_THE REQUEST:_
Select, from the data, each line where "Station" occurs.

============

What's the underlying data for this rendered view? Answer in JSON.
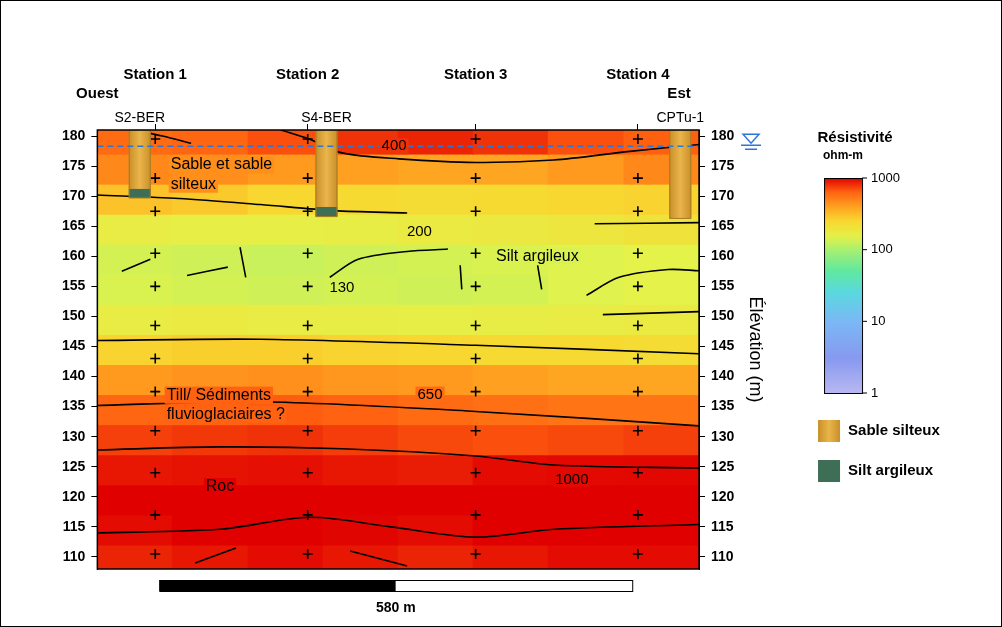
{
  "chart_data": {
    "type": "heatmap",
    "side_labels": {
      "left": "Ouest",
      "right": "Est"
    },
    "xlim": [
      0,
      738
    ],
    "xticks": [
      {
        "value": 71,
        "label": "Station 1"
      },
      {
        "value": 258,
        "label": "Station 2"
      },
      {
        "value": 464,
        "label": "Station 3"
      },
      {
        "value": 663,
        "label": "Station 4"
      }
    ],
    "ylim": [
      108,
      181
    ],
    "yticks": [
      110,
      115,
      120,
      125,
      130,
      135,
      140,
      145,
      150,
      155,
      160,
      165,
      170,
      175,
      180
    ],
    "y2lim": [
      108,
      181
    ],
    "y2ticks": [
      110,
      115,
      120,
      125,
      130,
      135,
      140,
      145,
      150,
      155,
      160,
      165,
      170,
      175,
      180
    ],
    "y2_label": "Élévation (m)",
    "grid": false,
    "cells": {
      "x_edges": [
        0,
        92,
        185,
        277,
        369,
        461,
        553,
        646,
        738
      ],
      "y_edges": [
        108,
        112,
        117,
        122,
        127,
        132,
        137,
        142,
        147,
        152,
        157,
        162,
        167,
        172,
        177,
        181
      ],
      "values": [
        [
          850,
          900,
          950,
          900,
          850,
          900,
          950,
          950
        ],
        [
          950,
          1000,
          1000,
          980,
          950,
          1000,
          1000,
          1000
        ],
        [
          1000,
          1000,
          1000,
          1000,
          1000,
          1000,
          1000,
          1000
        ],
        [
          900,
          920,
          930,
          900,
          880,
          950,
          960,
          970
        ],
        [
          750,
          780,
          800,
          760,
          720,
          700,
          720,
          750
        ],
        [
          620,
          640,
          660,
          640,
          600,
          580,
          560,
          560
        ],
        [
          420,
          440,
          450,
          430,
          420,
          400,
          380,
          380
        ],
        [
          260,
          270,
          270,
          260,
          250,
          240,
          240,
          230
        ],
        [
          170,
          175,
          170,
          165,
          160,
          165,
          170,
          175
        ],
        [
          140,
          135,
          130,
          135,
          130,
          135,
          145,
          150
        ],
        [
          135,
          130,
          125,
          130,
          135,
          140,
          145,
          150
        ],
        [
          170,
          160,
          160,
          165,
          175,
          180,
          190,
          200
        ],
        [
          300,
          280,
          250,
          240,
          230,
          240,
          250,
          260
        ],
        [
          480,
          460,
          420,
          400,
          380,
          380,
          420,
          480
        ],
        [
          600,
          620,
          700,
          800,
          850,
          800,
          700,
          650
        ]
      ]
    },
    "colorbar": {
      "title": "Résistivité",
      "unit": "ohm-m",
      "range": [
        1,
        1000
      ],
      "ticks": [
        1,
        10,
        100,
        1000
      ]
    },
    "contours": [
      {
        "points": [
          [
            45,
            181
          ],
          [
            80,
            180
          ],
          [
            115,
            178.8
          ]
        ]
      },
      {
        "points": [
          [
            225,
            181
          ],
          [
            260,
            179.5
          ],
          [
            300,
            177.2
          ],
          [
            370,
            176.2
          ],
          [
            464,
            175.6
          ],
          [
            560,
            176
          ],
          [
            650,
            177.4
          ],
          [
            738,
            178.6
          ]
        ]
      },
      {
        "points": [
          [
            0,
            170.2
          ],
          [
            100,
            169.6
          ],
          [
            200,
            168.6
          ],
          [
            290,
            167.6
          ],
          [
            380,
            167.2
          ]
        ]
      },
      {
        "points": [
          [
            610,
            165.4
          ],
          [
            738,
            165.6
          ]
        ]
      },
      {
        "points": [
          [
            285,
            156.5
          ],
          [
            320,
            159.5
          ],
          [
            380,
            160.8
          ],
          [
            430,
            161.2
          ]
        ]
      },
      {
        "points": [
          [
            30,
            157.5
          ],
          [
            65,
            159.5
          ]
        ]
      },
      {
        "points": [
          [
            110,
            156.8
          ],
          [
            160,
            158.2
          ]
        ]
      },
      {
        "points": [
          [
            175,
            161.5
          ],
          [
            182,
            156.5
          ]
        ]
      },
      {
        "points": [
          [
            445,
            158.5
          ],
          [
            447,
            154.5
          ]
        ]
      },
      {
        "points": [
          [
            540,
            158.5
          ],
          [
            545,
            154.5
          ]
        ]
      },
      {
        "points": [
          [
            600,
            153.5
          ],
          [
            640,
            156.5
          ],
          [
            700,
            157.8
          ],
          [
            738,
            157.6
          ]
        ]
      },
      {
        "points": [
          [
            620,
            150.3
          ],
          [
            738,
            150.8
          ]
        ]
      },
      {
        "points": [
          [
            0,
            146
          ],
          [
            200,
            146.2
          ],
          [
            464,
            145.2
          ],
          [
            738,
            143.8
          ]
        ]
      },
      {
        "points": [
          [
            0,
            135.2
          ],
          [
            200,
            135.8
          ],
          [
            464,
            134.2
          ],
          [
            738,
            131.8
          ]
        ]
      },
      {
        "points": [
          [
            0,
            127.8
          ],
          [
            150,
            128.3
          ],
          [
            300,
            128
          ],
          [
            464,
            126.8
          ],
          [
            560,
            125.3
          ],
          [
            738,
            124.8
          ]
        ]
      },
      {
        "points": [
          [
            0,
            114
          ],
          [
            150,
            114.6
          ],
          [
            260,
            116.6
          ],
          [
            360,
            115
          ],
          [
            464,
            113.3
          ],
          [
            560,
            114.6
          ],
          [
            738,
            115.4
          ]
        ]
      },
      {
        "points": [
          [
            120,
            109
          ],
          [
            170,
            111.5
          ]
        ]
      },
      {
        "points": [
          [
            310,
            111
          ],
          [
            380,
            108.5
          ]
        ]
      }
    ],
    "contour_labels": [
      {
        "value": 400,
        "x": 364,
        "y": 178.3
      },
      {
        "value": 200,
        "x": 395,
        "y": 164
      },
      {
        "value": 130,
        "x": 300,
        "y": 154.8
      },
      {
        "value": 650,
        "x": 408,
        "y": 137
      },
      {
        "value": 1000,
        "x": 582,
        "y": 122.9
      }
    ],
    "annotations": [
      {
        "text": [
          "Sable et sable",
          "silteux"
        ],
        "x": 90,
        "y": 173.6
      },
      {
        "text": [
          "Silt argileux"
        ],
        "x": 489,
        "y": 160
      },
      {
        "text": [
          "Till/ Sédiments",
          "fluvioglaciaires ?"
        ],
        "x": 85,
        "y": 135.3
      },
      {
        "text": [
          "Roc"
        ],
        "x": 133,
        "y": 121.7
      }
    ],
    "boreholes": [
      {
        "name": "S2-BER",
        "x": 52,
        "layers": [
          {
            "material": "Sable silteux",
            "top": 181,
            "bottom": 171.2
          },
          {
            "material": "Silt argileux",
            "top": 171.2,
            "bottom": 169.7
          }
        ]
      },
      {
        "name": "S4-BER",
        "x": 281,
        "layers": [
          {
            "material": "Sable silteux",
            "top": 181,
            "bottom": 168.2
          },
          {
            "material": "Silt argileux",
            "top": 168.2,
            "bottom": 166.6
          }
        ]
      },
      {
        "name": "CPTu-1",
        "x": 715,
        "layers": [
          {
            "material": "Sable silteux",
            "top": 181,
            "bottom": 166.3
          }
        ]
      }
    ],
    "legend_items": [
      {
        "name": "Sable silteux",
        "color": "#eab54a"
      },
      {
        "name": "Silt argileux",
        "color": "#3f6e57"
      }
    ],
    "water_table": {
      "elevation": 178.3
    },
    "measurement_points": {
      "marker": "cross",
      "elevations": [
        179.5,
        173,
        167.5,
        160.5,
        155,
        148.5,
        143,
        137.5,
        131,
        124,
        117,
        110.5
      ]
    },
    "scale_bar": {
      "length": 580,
      "label": "580 m"
    }
  }
}
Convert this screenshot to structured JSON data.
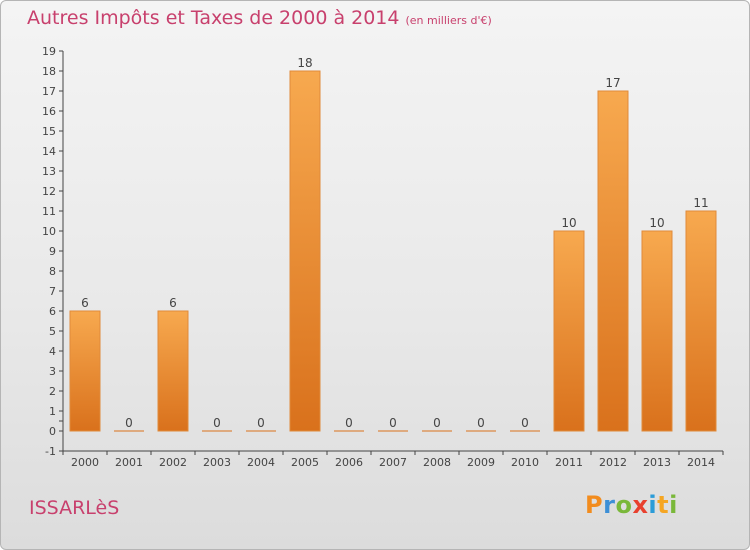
{
  "header": {
    "title": "Autres Impôts et Taxes de 2000 à 2014",
    "subtitle": "(en milliers d'€)"
  },
  "footer": {
    "commune": "ISSARLèS",
    "logo": "Proxiti"
  },
  "colors": {
    "bar_top": "#f7a94f",
    "bar_bottom": "#d9711c",
    "title": "#c8406d"
  },
  "chart_data": {
    "type": "bar",
    "title": "Autres Impôts et Taxes de 2000 à 2014",
    "subtitle": "(en milliers d'€)",
    "categories": [
      "2000",
      "2001",
      "2002",
      "2003",
      "2004",
      "2005",
      "2006",
      "2007",
      "2008",
      "2009",
      "2010",
      "2011",
      "2012",
      "2013",
      "2014"
    ],
    "values": [
      6,
      0,
      6,
      0,
      0,
      18,
      0,
      0,
      0,
      0,
      0,
      10,
      17,
      10,
      11
    ],
    "ylim": [
      -1,
      19
    ],
    "yticks": [
      "-1",
      "0",
      "",
      "1",
      "2",
      "3",
      "4",
      "5",
      "6",
      "7",
      "8",
      "9",
      "10",
      "11",
      "12",
      "13",
      "14",
      "15",
      "16",
      "17",
      "18",
      "19"
    ],
    "grid": false
  }
}
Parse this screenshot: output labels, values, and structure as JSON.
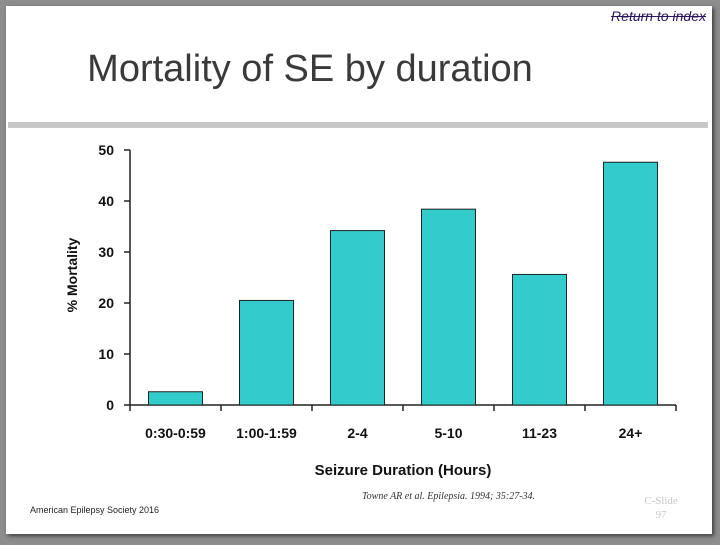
{
  "header": {
    "return_link": "Return to index"
  },
  "title": "Mortality of SE by duration",
  "footer": {
    "org": "American Epilepsy Society 2016",
    "citation": "Towne AR et al. Epilepsia. 1994; 35:27-34.",
    "slide_label": "C-Slide",
    "slide_number": "97"
  },
  "colors": {
    "bar": "#33CCCC",
    "bar_stroke": "#222222"
  },
  "chart_data": {
    "type": "bar",
    "title": "",
    "xlabel": "Seizure Duration (Hours)",
    "ylabel": "% Mortality",
    "ylim": [
      0,
      50
    ],
    "yticks": [
      0,
      10,
      20,
      30,
      40,
      50
    ],
    "grid": false,
    "categories": [
      "0:30-0:59",
      "1:00-1:59",
      "2-4",
      "5-10",
      "11-23",
      "24+"
    ],
    "values": [
      2.6,
      20.5,
      34.2,
      38.4,
      25.6,
      47.6
    ]
  }
}
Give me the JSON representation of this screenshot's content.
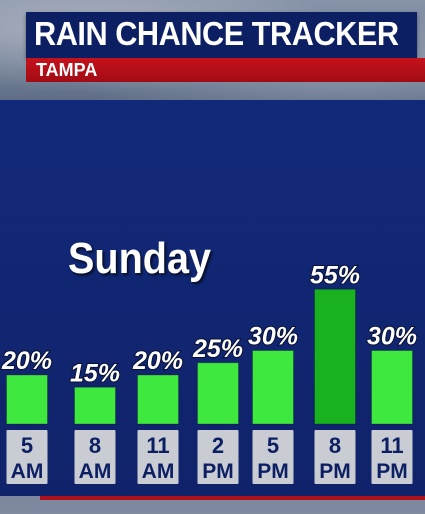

============

_RESULT OF THIS TASK:_
        "label": "Station 1"
        "label": "Station 2"
        "label": "Station 3"
        "label": "Station 4"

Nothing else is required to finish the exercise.